Task goal:
Go through the material and write it all out exactly, minus the pictures.

---*---

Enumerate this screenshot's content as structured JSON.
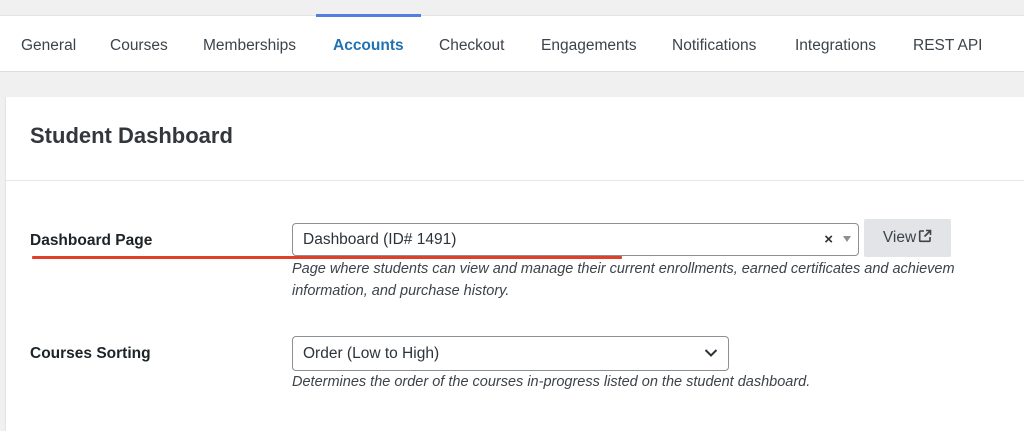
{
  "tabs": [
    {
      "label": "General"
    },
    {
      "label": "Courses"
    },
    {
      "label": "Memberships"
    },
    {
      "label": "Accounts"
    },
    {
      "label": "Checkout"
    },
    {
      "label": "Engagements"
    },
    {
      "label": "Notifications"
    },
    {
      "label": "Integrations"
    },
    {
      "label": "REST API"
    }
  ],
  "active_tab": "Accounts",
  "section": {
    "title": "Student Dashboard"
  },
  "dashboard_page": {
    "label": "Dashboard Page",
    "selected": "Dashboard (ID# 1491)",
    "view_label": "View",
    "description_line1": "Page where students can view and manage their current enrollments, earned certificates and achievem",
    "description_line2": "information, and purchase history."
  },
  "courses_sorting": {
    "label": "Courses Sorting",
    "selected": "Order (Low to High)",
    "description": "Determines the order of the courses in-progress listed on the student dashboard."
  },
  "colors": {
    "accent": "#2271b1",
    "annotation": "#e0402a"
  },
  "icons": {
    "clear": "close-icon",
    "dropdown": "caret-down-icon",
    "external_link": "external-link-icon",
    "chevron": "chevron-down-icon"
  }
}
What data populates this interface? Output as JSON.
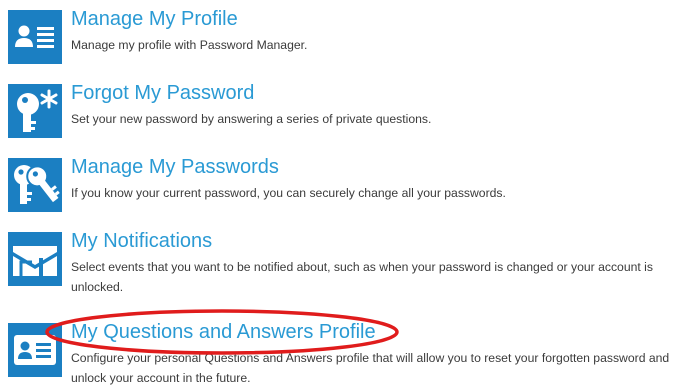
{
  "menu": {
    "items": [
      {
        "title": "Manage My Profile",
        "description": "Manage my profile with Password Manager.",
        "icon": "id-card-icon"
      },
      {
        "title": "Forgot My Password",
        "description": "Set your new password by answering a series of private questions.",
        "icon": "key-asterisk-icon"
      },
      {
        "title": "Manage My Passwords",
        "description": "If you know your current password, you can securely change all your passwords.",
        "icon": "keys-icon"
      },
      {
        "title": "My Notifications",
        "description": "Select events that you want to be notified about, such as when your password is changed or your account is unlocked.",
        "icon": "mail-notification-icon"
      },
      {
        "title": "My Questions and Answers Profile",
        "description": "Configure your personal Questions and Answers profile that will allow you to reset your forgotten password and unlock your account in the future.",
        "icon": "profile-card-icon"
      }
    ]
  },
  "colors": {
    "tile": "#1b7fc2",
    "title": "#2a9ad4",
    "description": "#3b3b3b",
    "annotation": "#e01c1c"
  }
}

---*---

Answer for the task:
Enumerate this screenshot's content as structured JSON.
{
  "tabs": [
    {
      "label": "General"
    },
    {
      "label": "Courses"
    },
    {
      "label": "Memberships"
    },
    {
      "label": "Accounts"
    },
    {
      "label": "Checkout"
    },
    {
      "label": "Engagements"
    },
    {
      "label": "Notifications"
    },
    {
      "label": "Integrations"
    },
    {
      "label": "REST API"
    }
  ],
  "active_tab": "Accounts",
  "section": {
    "title": "Student Dashboard"
  },
  "dashboard_page": {
    "label": "Dashboard Page",
    "selected": "Dashboard (ID# 1491)",
    "view_label": "View",
    "description_line1": "Page where students can view and manage their current enrollments, earned certificates and achievem",
    "description_line2": "information, and purchase history."
  },
  "courses_sorting": {
    "label": "Courses Sorting",
    "selected": "Order (Low to High)",
    "description": "Determines the order of the courses in-progress listed on the student dashboard."
  },
  "colors": {
    "accent": "#2271b1",
    "annotation": "#e0402a"
  },
  "icons": {
    "clear": "close-icon",
    "dropdown": "caret-down-icon",
    "external_link": "external-link-icon",
    "chevron": "chevron-down-icon"
  }
}
What data populates this interface? Output as JSON.
{
  "menu": {
    "items": [
      {
        "title": "Manage My Profile",
        "description": "Manage my profile with Password Manager.",
        "icon": "id-card-icon"
      },
      {
        "title": "Forgot My Password",
        "description": "Set your new password by answering a series of private questions.",
        "icon": "key-asterisk-icon"
      },
      {
        "title": "Manage My Passwords",
        "description": "If you know your current password, you can securely change all your passwords.",
        "icon": "keys-icon"
      },
      {
        "title": "My Notifications",
        "description": "Select events that you want to be notified about, such as when your password is changed or your account is unlocked.",
        "icon": "mail-notification-icon"
      },
      {
        "title": "My Questions and Answers Profile",
        "description": "Configure your personal Questions and Answers profile that will allow you to reset your forgotten password and unlock your account in the future.",
        "icon": "profile-card-icon"
      }
    ]
  },
  "colors": {
    "tile": "#1b7fc2",
    "title": "#2a9ad4",
    "description": "#3b3b3b",
    "annotation": "#e01c1c"
  }
}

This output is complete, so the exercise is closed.